- YOUR GOAL:
Locate and copy each line in the data that contains the word "Windgeschwindigkeit".
--- start of ENTRIES SHOWN ---
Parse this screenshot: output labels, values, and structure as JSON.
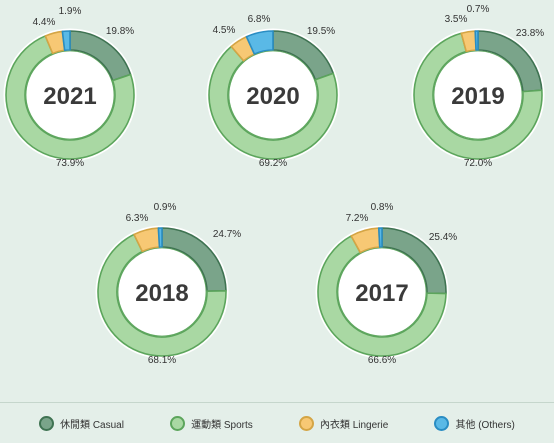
{
  "chart_data": {
    "type": "donut",
    "series_names": [
      "休閒類 Casual",
      "運動類 Sports",
      "內衣類 Lingerie",
      "其他 (Others)"
    ],
    "colors": {
      "Casual": "#7aa48a",
      "Sports": "#a9d8a3",
      "Lingerie": "#f7c874",
      "Others": "#5ab9e6",
      "casual_border": "#3f7352",
      "sports_border": "#5ca55c",
      "lingerie_border": "#d4a545",
      "others_border": "#2a8dc3"
    },
    "charts": [
      {
        "year": "2021",
        "values": {
          "Casual": 19.8,
          "Sports": 73.9,
          "Lingerie": 4.4,
          "Others": 1.9
        },
        "labels": {
          "Casual": "19.8%",
          "Sports": "73.9%",
          "Lingerie": "4.4%",
          "Others": "1.9%"
        }
      },
      {
        "year": "2020",
        "values": {
          "Casual": 19.5,
          "Sports": 69.2,
          "Lingerie": 4.5,
          "Others": 6.8
        },
        "labels": {
          "Casual": "19.5%",
          "Sports": "69.2%",
          "Lingerie": "4.5%",
          "Others": "6.8%"
        }
      },
      {
        "year": "2019",
        "values": {
          "Casual": 23.8,
          "Sports": 72.0,
          "Lingerie": 3.5,
          "Others": 0.7
        },
        "labels": {
          "Casual": "23.8%",
          "Sports": "72.0%",
          "Lingerie": "3.5%",
          "Others": "0.7%"
        }
      },
      {
        "year": "2018",
        "values": {
          "Casual": 24.7,
          "Sports": 68.1,
          "Lingerie": 6.3,
          "Others": 0.9
        },
        "labels": {
          "Casual": "24.7%",
          "Sports": "68.1%",
          "Lingerie": "6.3%",
          "Others": "0.9%"
        }
      },
      {
        "year": "2017",
        "values": {
          "Casual": 25.4,
          "Sports": 66.6,
          "Lingerie": 7.2,
          "Others": 0.8
        },
        "labels": {
          "Casual": "25.4%",
          "Sports": "66.6%",
          "Lingerie": "7.2%",
          "Others": "0.8%"
        }
      }
    ]
  },
  "legend": [
    {
      "key": "Casual",
      "label": "休閒類 Casual"
    },
    {
      "key": "Sports",
      "label": "運動類 Sports"
    },
    {
      "key": "Lingerie",
      "label": "內衣類 Lingerie"
    },
    {
      "key": "Others",
      "label": "其他 (Others)"
    }
  ]
}
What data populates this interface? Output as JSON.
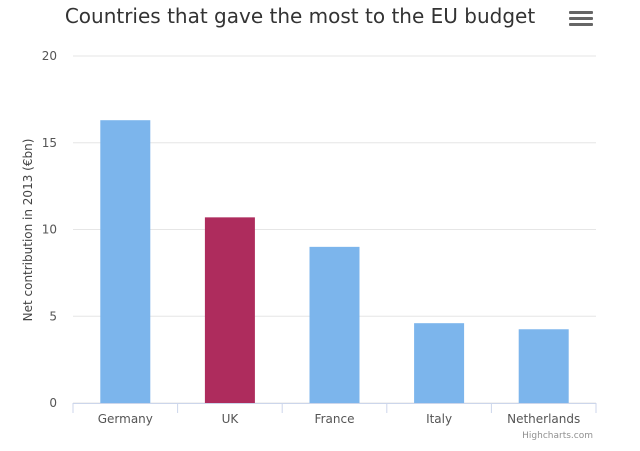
{
  "chart_data": {
    "type": "bar",
    "title": "Countries that gave the most to the EU budget",
    "ylabel": "Net contribution in 2013 (€bn)",
    "xlabel": "",
    "categories": [
      "Germany",
      "UK",
      "France",
      "Italy",
      "Netherlands"
    ],
    "values": [
      16.3,
      10.7,
      9.0,
      4.6,
      4.25
    ],
    "highlight_colors": [
      "#7cb5ec",
      "#ae2c5d",
      "#7cb5ec",
      "#7cb5ec",
      "#7cb5ec"
    ],
    "ylim": [
      0,
      20
    ],
    "yticks": [
      0,
      5,
      10,
      15,
      20
    ],
    "grid": true,
    "legend": "none"
  },
  "credits": "Highcharts.com",
  "icons": {
    "menu": "hamburger-menu-icon"
  }
}
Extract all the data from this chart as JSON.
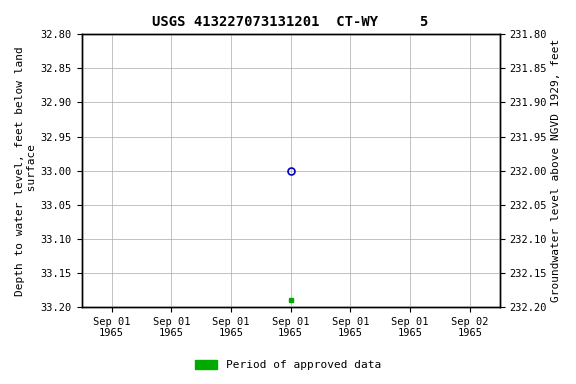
{
  "title": "USGS 413227073131201  CT-WY     5",
  "left_ylabel": "Depth to water level, feet below land\n surface",
  "right_ylabel": "Groundwater level above NGVD 1929, feet",
  "ylim_left": [
    32.8,
    33.2
  ],
  "ylim_right": [
    232.2,
    231.8
  ],
  "left_yticks": [
    32.8,
    32.85,
    32.9,
    32.95,
    33.0,
    33.05,
    33.1,
    33.15,
    33.2
  ],
  "right_yticks": [
    232.2,
    232.15,
    232.1,
    232.05,
    232.0,
    231.95,
    231.9,
    231.85,
    231.8
  ],
  "tick_labels_top": [
    "Sep 01",
    "Sep 01",
    "Sep 01",
    "Sep 01",
    "Sep 01",
    "Sep 01",
    "Sep 02"
  ],
  "tick_labels_bot": [
    "1965",
    "1965",
    "1965",
    "1965",
    "1965",
    "1965",
    "1965"
  ],
  "n_ticks": 7,
  "unapproved_depth": 33.0,
  "approved_depth": 33.19,
  "unapproved_color": "#0000bb",
  "approved_color": "#00aa00",
  "grid_color": "#aaaaaa",
  "bg_color": "#ffffff",
  "legend_label": "Period of approved data",
  "legend_color": "#00aa00",
  "font_size_ticks": 7.5,
  "font_size_title": 10,
  "font_size_label": 8,
  "font_size_legend": 8
}
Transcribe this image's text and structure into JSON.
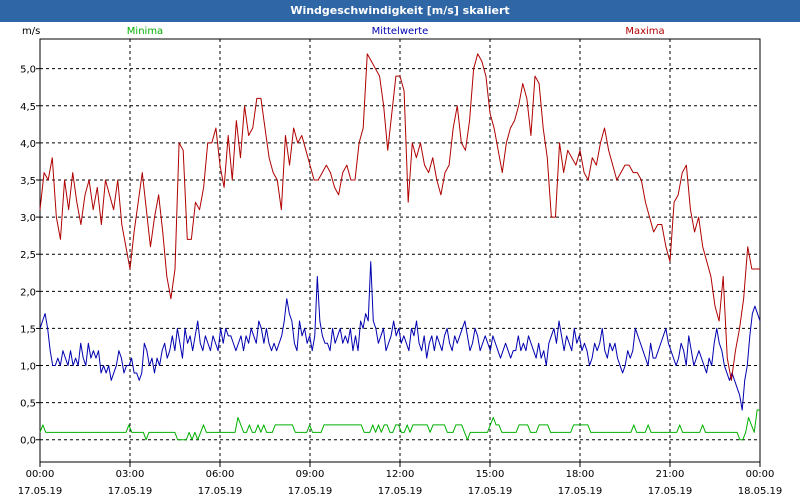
{
  "window": {
    "title": "Windgeschwindigkeit [m/s] skaliert"
  },
  "colors": {
    "title_bar": "#2f66a6",
    "minima": "#00b000",
    "mittelwerte": "#0000b0",
    "maxima": "#b00000",
    "grid": "#000000"
  },
  "chart_data": {
    "type": "line",
    "title": "Windgeschwindigkeit [m/s] skaliert",
    "ylabel": "m/s",
    "ylim": [
      -0.3,
      5.4
    ],
    "yticks": [
      "0,0",
      "0,5",
      "1,0",
      "1,5",
      "2,0",
      "2,5",
      "3,0",
      "3,5",
      "4,0",
      "4,5",
      "5,0"
    ],
    "xlim": [
      "17.05.19 00:00",
      "18.05.19 00:00"
    ],
    "xticks": [
      {
        "time": "00:00",
        "date": "17.05.19"
      },
      {
        "time": "03:00",
        "date": "17.05.19"
      },
      {
        "time": "06:00",
        "date": "17.05.19"
      },
      {
        "time": "09:00",
        "date": "17.05.19"
      },
      {
        "time": "12:00",
        "date": "17.05.19"
      },
      {
        "time": "15:00",
        "date": "17.05.19"
      },
      {
        "time": "18:00",
        "date": "17.05.19"
      },
      {
        "time": "21:00",
        "date": "17.05.19"
      },
      {
        "time": "00:00",
        "date": "18.05.19"
      }
    ],
    "grid": true,
    "legend": "top",
    "series": [
      {
        "name": "Minima",
        "color": "#00b000",
        "values": [
          0.1,
          0.2,
          0.1,
          0.1,
          0.1,
          0.1,
          0.1,
          0.1,
          0.1,
          0.1,
          0.1,
          0.1,
          0.1,
          0.1,
          0.1,
          0.1,
          0.1,
          0.1,
          0.1,
          0.1,
          0.1,
          0.1,
          0.1,
          0.1,
          0.1,
          0.1,
          0.1,
          0.1,
          0.1,
          0.1,
          0.1,
          0.2,
          0.1,
          0.1,
          0.1,
          0.1,
          0.1,
          0.0,
          0.1,
          0.1,
          0.1,
          0.1,
          0.1,
          0.1,
          0.1,
          0.1,
          0.1,
          0.1,
          0.0,
          0.0,
          0.0,
          0.0,
          0.1,
          0.0,
          0.1,
          0.0,
          0.1,
          0.2,
          0.1,
          0.1,
          0.1,
          0.1,
          0.1,
          0.1,
          0.1,
          0.1,
          0.1,
          0.1,
          0.1,
          0.3,
          0.2,
          0.1,
          0.1,
          0.2,
          0.1,
          0.1,
          0.2,
          0.1,
          0.2,
          0.1,
          0.1,
          0.1,
          0.2,
          0.2,
          0.2,
          0.2,
          0.2,
          0.2,
          0.2,
          0.1,
          0.1,
          0.1,
          0.1,
          0.1,
          0.2,
          0.1,
          0.1,
          0.1,
          0.1,
          0.2,
          0.2,
          0.2,
          0.2,
          0.2,
          0.2,
          0.2,
          0.2,
          0.2,
          0.2,
          0.2,
          0.2,
          0.2,
          0.2,
          0.1,
          0.1,
          0.1,
          0.2,
          0.1,
          0.2,
          0.1,
          0.2,
          0.2,
          0.1,
          0.1,
          0.2,
          0.2,
          0.1,
          0.1,
          0.2,
          0.1,
          0.2,
          0.2,
          0.2,
          0.2,
          0.2,
          0.2,
          0.1,
          0.2,
          0.2,
          0.2,
          0.2,
          0.2,
          0.1,
          0.1,
          0.1,
          0.2,
          0.2,
          0.2,
          0.1,
          0.0,
          0.1,
          0.1,
          0.1,
          0.1,
          0.1,
          0.1,
          0.1,
          0.2,
          0.3,
          0.2,
          0.2,
          0.1,
          0.1,
          0.1,
          0.1,
          0.1,
          0.1,
          0.2,
          0.2,
          0.2,
          0.2,
          0.1,
          0.1,
          0.1,
          0.2,
          0.2,
          0.2,
          0.2,
          0.1,
          0.1,
          0.1,
          0.1,
          0.1,
          0.1,
          0.1,
          0.1,
          0.2,
          0.2,
          0.2,
          0.2,
          0.2,
          0.2,
          0.1,
          0.1,
          0.1,
          0.1,
          0.1,
          0.1,
          0.1,
          0.1,
          0.1,
          0.1,
          0.1,
          0.1,
          0.1,
          0.1,
          0.1,
          0.2,
          0.1,
          0.1,
          0.1,
          0.1,
          0.2,
          0.1,
          0.1,
          0.1,
          0.1,
          0.1,
          0.1,
          0.1,
          0.1,
          0.1,
          0.1,
          0.2,
          0.1,
          0.1,
          0.1,
          0.1,
          0.1,
          0.1,
          0.1,
          0.2,
          0.1,
          0.1,
          0.1,
          0.1,
          0.1,
          0.1,
          0.1,
          0.1,
          0.1,
          0.1,
          0.1,
          0.1,
          0.0,
          0.0,
          0.1,
          0.3,
          0.2,
          0.1,
          0.4,
          0.4
        ]
      },
      {
        "name": "Mittelwerte",
        "color": "#0000b0",
        "values": [
          1.5,
          1.6,
          1.7,
          1.5,
          1.2,
          1.0,
          1.0,
          1.1,
          1.0,
          1.2,
          1.1,
          1.0,
          1.2,
          1.0,
          1.1,
          1.0,
          1.3,
          1.1,
          1.0,
          1.3,
          1.1,
          1.2,
          1.1,
          1.2,
          0.9,
          1.0,
          0.9,
          1.0,
          0.8,
          0.9,
          1.0,
          1.2,
          1.1,
          0.9,
          1.0,
          1.0,
          1.1,
          0.9,
          0.9,
          0.8,
          0.9,
          1.3,
          1.2,
          1.0,
          1.1,
          0.9,
          1.1,
          1.0,
          1.2,
          1.3,
          1.1,
          1.2,
          1.4,
          1.2,
          1.5,
          1.3,
          1.1,
          1.5,
          1.3,
          1.4,
          1.2,
          1.4,
          1.6,
          1.3,
          1.2,
          1.4,
          1.3,
          1.2,
          1.4,
          1.3,
          1.2,
          1.5,
          1.3,
          1.5,
          1.4,
          1.4,
          1.3,
          1.2,
          1.3,
          1.4,
          1.2,
          1.4,
          1.3,
          1.5,
          1.4,
          1.3,
          1.6,
          1.5,
          1.3,
          1.5,
          1.3,
          1.2,
          1.3,
          1.2,
          1.3,
          1.4,
          1.6,
          1.9,
          1.7,
          1.6,
          1.3,
          1.2,
          1.6,
          1.4,
          1.5,
          1.3,
          1.4,
          1.2,
          1.4,
          2.2,
          1.6,
          1.4,
          1.3,
          1.3,
          1.2,
          1.5,
          1.3,
          1.4,
          1.5,
          1.3,
          1.4,
          1.3,
          1.5,
          1.2,
          1.4,
          1.2,
          1.6,
          1.5,
          1.7,
          1.6,
          2.4,
          1.6,
          1.5,
          1.3,
          1.4,
          1.5,
          1.2,
          1.3,
          1.4,
          1.6,
          1.4,
          1.5,
          1.3,
          1.4,
          1.3,
          1.2,
          1.5,
          1.4,
          1.6,
          1.3,
          1.2,
          1.4,
          1.1,
          1.3,
          1.4,
          1.2,
          1.4,
          1.3,
          1.2,
          1.4,
          1.5,
          1.3,
          1.2,
          1.4,
          1.3,
          1.4,
          1.5,
          1.6,
          1.4,
          1.2,
          1.3,
          1.5,
          1.4,
          1.2,
          1.3,
          1.4,
          1.3,
          1.2,
          1.4,
          1.3,
          1.2,
          1.1,
          1.2,
          1.3,
          1.2,
          1.1,
          1.2,
          1.2,
          1.4,
          1.2,
          1.3,
          1.2,
          1.4,
          1.3,
          1.2,
          1.1,
          1.3,
          1.1,
          1.2,
          1.0,
          1.3,
          1.4,
          1.5,
          1.3,
          1.6,
          1.4,
          1.2,
          1.4,
          1.3,
          1.2,
          1.5,
          1.3,
          1.4,
          1.2,
          1.3,
          1.2,
          1.0,
          1.1,
          1.3,
          1.2,
          1.3,
          1.5,
          1.2,
          1.1,
          1.3,
          1.2,
          1.3,
          1.1,
          1.0,
          0.9,
          1.0,
          1.2,
          1.1,
          1.2,
          1.5,
          1.4,
          1.3,
          1.2,
          1.1,
          1.0,
          1.3,
          1.1,
          1.1,
          1.2,
          1.3,
          1.4,
          1.5,
          1.3,
          1.2,
          1.1,
          1.0,
          1.1,
          1.3,
          1.2,
          1.0,
          1.4,
          1.2,
          1.0,
          1.1,
          1.2,
          1.1,
          1.0,
          0.9,
          1.1,
          1.0,
          1.3,
          1.5,
          1.3,
          1.2,
          1.0,
          0.9,
          0.8,
          0.9,
          0.8,
          0.7,
          0.6,
          0.4,
          0.8,
          1.0,
          1.4,
          1.7,
          1.8,
          1.7,
          1.6
        ]
      },
      {
        "name": "Maxima",
        "color": "#b00000",
        "values": [
          3.1,
          3.6,
          3.5,
          3.8,
          3.0,
          2.7,
          3.5,
          3.1,
          3.6,
          3.2,
          2.9,
          3.3,
          3.5,
          3.1,
          3.4,
          2.9,
          3.5,
          3.3,
          3.1,
          3.5,
          2.9,
          2.6,
          2.3,
          2.8,
          3.2,
          3.6,
          3.1,
          2.6,
          3.0,
          3.3,
          2.8,
          2.2,
          1.9,
          2.3,
          4.0,
          3.9,
          2.7,
          2.7,
          3.2,
          3.1,
          3.4,
          4.0,
          4.0,
          4.2,
          3.7,
          3.4,
          4.1,
          3.5,
          4.3,
          3.8,
          4.5,
          4.1,
          4.2,
          4.6,
          4.6,
          4.2,
          3.8,
          3.6,
          3.5,
          3.1,
          4.1,
          3.7,
          4.2,
          4.0,
          4.1,
          3.9,
          3.7,
          3.5,
          3.5,
          3.6,
          3.7,
          3.6,
          3.4,
          3.3,
          3.6,
          3.7,
          3.5,
          3.5,
          4.0,
          4.2,
          5.2,
          5.1,
          5.0,
          4.9,
          4.5,
          3.9,
          4.4,
          4.9,
          4.9,
          4.7,
          3.2,
          4.0,
          3.8,
          4.0,
          3.7,
          3.6,
          3.8,
          3.5,
          3.3,
          3.6,
          3.7,
          4.2,
          4.5,
          4.0,
          3.9,
          4.3,
          5.0,
          5.2,
          5.1,
          4.9,
          4.4,
          4.2,
          3.9,
          3.6,
          4.0,
          4.2,
          4.3,
          4.5,
          4.8,
          4.6,
          4.1,
          4.9,
          4.8,
          4.2,
          3.8,
          3.0,
          3.0,
          4.0,
          3.6,
          3.9,
          3.8,
          3.7,
          3.9,
          3.6,
          3.5,
          3.8,
          3.7,
          4.0,
          4.2,
          3.9,
          3.7,
          3.5,
          3.6,
          3.7,
          3.7,
          3.6,
          3.6,
          3.5,
          3.2,
          3.0,
          2.8,
          2.9,
          2.9,
          2.6,
          2.4,
          3.2,
          3.3,
          3.6,
          3.7,
          3.1,
          2.8,
          3.0,
          2.6,
          2.4,
          2.2,
          1.8,
          1.6,
          2.2,
          1.1,
          0.8,
          1.2,
          1.5,
          1.9,
          2.6,
          2.3,
          2.3,
          2.3
        ]
      }
    ]
  }
}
--- end of ENTRIES SHOWN ---
- FINISHED ANSWER:
    "title": "Windgeschwindigkeit [m/s] skaliert"
    "title": "Windgeschwindigkeit [m/s] skaliert",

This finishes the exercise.